_PROBLEM DETAILS_
Output all the material that follows, exactly as given.
##### DATASET ROWS
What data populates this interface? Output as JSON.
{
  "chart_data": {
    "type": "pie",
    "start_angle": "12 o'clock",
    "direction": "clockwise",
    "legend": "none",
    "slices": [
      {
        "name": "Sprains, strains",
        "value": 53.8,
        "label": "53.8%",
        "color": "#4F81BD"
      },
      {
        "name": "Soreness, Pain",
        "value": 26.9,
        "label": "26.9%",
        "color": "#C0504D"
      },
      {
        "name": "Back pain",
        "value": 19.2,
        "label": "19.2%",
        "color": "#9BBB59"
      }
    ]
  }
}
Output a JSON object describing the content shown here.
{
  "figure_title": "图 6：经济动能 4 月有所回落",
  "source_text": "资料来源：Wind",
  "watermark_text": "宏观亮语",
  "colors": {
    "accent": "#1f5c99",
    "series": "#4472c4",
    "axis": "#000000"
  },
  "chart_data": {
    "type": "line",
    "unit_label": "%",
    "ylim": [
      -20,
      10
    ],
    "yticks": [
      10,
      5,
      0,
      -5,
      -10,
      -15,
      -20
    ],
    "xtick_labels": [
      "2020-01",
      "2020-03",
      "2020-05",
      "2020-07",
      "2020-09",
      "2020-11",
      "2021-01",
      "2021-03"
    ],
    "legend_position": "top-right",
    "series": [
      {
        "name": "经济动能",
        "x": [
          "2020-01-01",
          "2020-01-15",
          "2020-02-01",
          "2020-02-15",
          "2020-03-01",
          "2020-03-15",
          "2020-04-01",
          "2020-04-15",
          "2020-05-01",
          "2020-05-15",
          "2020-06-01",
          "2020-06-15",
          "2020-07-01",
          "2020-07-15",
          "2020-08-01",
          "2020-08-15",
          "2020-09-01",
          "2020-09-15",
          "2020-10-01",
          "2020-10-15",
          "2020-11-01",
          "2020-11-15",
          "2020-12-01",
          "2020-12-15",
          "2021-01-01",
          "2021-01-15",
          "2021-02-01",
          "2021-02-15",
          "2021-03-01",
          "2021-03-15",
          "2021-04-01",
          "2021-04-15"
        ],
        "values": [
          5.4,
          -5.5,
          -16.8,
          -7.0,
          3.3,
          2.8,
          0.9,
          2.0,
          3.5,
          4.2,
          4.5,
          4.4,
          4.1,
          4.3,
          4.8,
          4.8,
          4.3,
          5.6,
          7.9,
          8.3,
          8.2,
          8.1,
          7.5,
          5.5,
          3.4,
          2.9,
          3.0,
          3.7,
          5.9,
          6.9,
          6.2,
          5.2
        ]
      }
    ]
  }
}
##########
_EXERCISE SOLUTION_
What data populates this interface? Output as JSON.
{
  "chart_data": {
    "type": "pie",
    "start_angle": "12 o'clock",
    "direction": "clockwise",
    "legend": "none",
    "slices": [
      {
        "name": "Sprains, strains",
        "value": 53.8,
        "label": "53.8%",
        "color": "#4F81BD"
      },
      {
        "name": "Soreness, Pain",
        "value": 26.9,
        "label": "26.9%",
        "color": "#C0504D"
      },
      {
        "name": "Back pain",
        "value": 19.2,
        "label": "19.2%",
        "color": "#9BBB59"
      }
    ]
  }
}
Output a JSON object describing the content shown here.
{
  "figure_title": "图 6：经济动能 4 月有所回落",
  "source_text": "资料来源：Wind",
  "watermark_text": "宏观亮语",
  "colors": {
    "accent": "#1f5c99",
    "series": "#4472c4",
    "axis": "#000000"
  },
  "chart_data": {
    "type": "line",
    "unit_label": "%",
    "ylim": [
      -20,
      10
    ],
    "yticks": [
      10,
      5,
      0,
      -5,
      -10,
      -15,
      -20
    ],
    "xtick_labels": [
      "2020-01",
      "2020-03",
      "2020-05",
      "2020-07",
      "2020-09",
      "2020-11",
      "2021-01",
      "2021-03"
    ],
    "legend_position": "top-right",
    "series": [
      {
        "name": "经济动能",
        "x": [
          "2020-01-01",
          "2020-01-15",
          "2020-02-01",
          "2020-02-15",
          "2020-03-01",
          "2020-03-15",
          "2020-04-01",
          "2020-04-15",
          "2020-05-01",
          "2020-05-15",
          "2020-06-01",
          "2020-06-15",
          "2020-07-01",
          "2020-07-15",
          "2020-08-01",
          "2020-08-15",
          "2020-09-01",
          "2020-09-15",
          "2020-10-01",
          "2020-10-15",
          "2020-11-01",
          "2020-11-15",
          "2020-12-01",
          "2020-12-15",
          "2021-01-01",
          "2021-01-15",
          "2021-02-01",
          "2021-02-15",
          "2021-03-01",
          "2021-03-15",
          "2021-04-01",
          "2021-04-15"
        ],
        "values": [
          5.4,
          -5.5,
          -16.8,
          -7.0,
          3.3,
          2.8,
          0.9,
          2.0,
          3.5,
          4.2,
          4.5,
          4.4,
          4.1,
          4.3,
          4.8,
          4.8,
          4.3,
          5.6,
          7.9,
          8.3,
          8.2,
          8.1,
          7.5,
          5.5,
          3.4,
          2.9,
          3.0,
          3.7,
          5.9,
          6.9,
          6.2,
          5.2
        ]
      }
    ]
  }
}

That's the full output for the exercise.